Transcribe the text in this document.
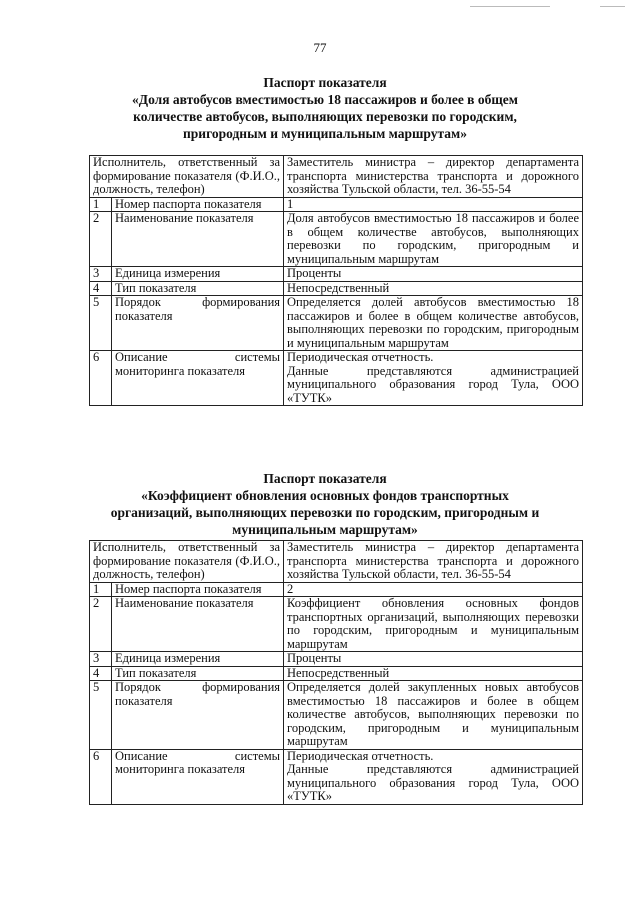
77
Паспорт показателя
«Доля автобусов вместимостью 18 пассажиров и более в общем
количестве автобусов, выполняющих перевозки по городским,
пригородным и муниципальным маршрутам»
Исполнитель, ответственный за формирование показателя (Ф.И.О., должность, телефон)		Заместитель министра – директор департамента транспорта министерства транспорта и дорожного хозяйства Тульской области, тел. 36-55-54
1	Номер паспорта показателя	1
2	Наименование показателя	Доля автобусов вместимостью 18 пассажиров и более в общем количестве автобусов, выполняющих перевозки по городским, пригородным и муниципальным маршрутам
3	Единица измерения	Проценты
4	Тип показателя	Непосредственный
5	Порядок формирования показателя	Определяется долей автобусов вместимостью 18 пассажиров и более в общем количестве автобусов, выполняющих перевозки по городским, пригородным и муниципальным маршрутам
6	Описание системы мониторинга показателя	Периодическая отчетность.
Данные представляются администрацией муниципального образования город Тула, ООО «ТУТК»
Паспорт показателя
«Коэффициент обновления основных фондов транспортных
организаций, выполняющих перевозки по городским, пригородным и
муниципальным маршрутам»
Исполнитель, ответственный за формирование показателя (Ф.И.О., должность, телефон)		Заместитель министра – директор департамента транспорта министерства транспорта и дорожного хозяйства Тульской области, тел. 36-55-54
1	Номер паспорта показателя	2
2	Наименование показателя	Коэффициент обновления основных фондов транспортных организаций, выполняющих перевозки по городским, пригородным и муниципальным маршрутам
3	Единица измерения	Проценты
4	Тип показателя	Непосредственный
5	Порядок формирования показателя	Определяется долей закупленных новых автобусов вместимостью 18 пассажиров и более в общем количестве автобусов, выполняющих перевозки по городским, пригородным и муниципальным маршрутам
6	Описание системы мониторинга показателя	Периодическая отчетность.
Данные представляются администрацией муниципального образования город Тула, ООО «ТУТК»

Stated goal: Take the listing above and print it exactly, apart from the pictures.

Full solution:
Transcribe the text in this document.
77
Паспорт показателя
«Доля автобусов вместимостью 18 пассажиров и более в общем
количестве автобусов, выполняющих перевозки по городским,
пригородным и муниципальным маршрутам»
Исполнитель, ответственный за формирование показателя (Ф.И.О., должность, телефон)		Заместитель министра – директор департамента транспорта министерства транспорта и дорожного хозяйства Тульской области, тел. 36-55-54
1	Номер паспорта показателя	1
2	Наименование показателя	Доля автобусов вместимостью 18 пассажиров и более в общем количестве автобусов, выполняющих перевозки по городским, пригородным и муниципальным маршрутам
3	Единица измерения	Проценты
4	Тип показателя	Непосредственный
5	Порядок формирования показателя	Определяется долей автобусов вместимостью 18 пассажиров и более в общем количестве автобусов, выполняющих перевозки по городским, пригородным и муниципальным маршрутам
6	Описание системы мониторинга показателя	Периодическая отчетность.
Данные представляются администрацией муниципального образования город Тула, ООО «ТУТК»
Паспорт показателя
«Коэффициент обновления основных фондов транспортных
организаций, выполняющих перевозки по городским, пригородным и
муниципальным маршрутам»
Исполнитель, ответственный за формирование показателя (Ф.И.О., должность, телефон)		Заместитель министра – директор департамента транспорта министерства транспорта и дорожного хозяйства Тульской области, тел. 36-55-54
1	Номер паспорта показателя	2
2	Наименование показателя	Коэффициент обновления основных фондов транспортных организаций, выполняющих перевозки по городским, пригородным и муниципальным маршрутам
3	Единица измерения	Проценты
4	Тип показателя	Непосредственный
5	Порядок формирования показателя	Определяется долей закупленных новых автобусов вместимостью 18 пассажиров и более в общем количестве автобусов, выполняющих перевозки по городским, пригородным и муниципальным маршрутам
6	Описание системы мониторинга показателя	Периодическая отчетность.
Данные представляются администрацией муниципального образования город Тула, ООО «ТУТК»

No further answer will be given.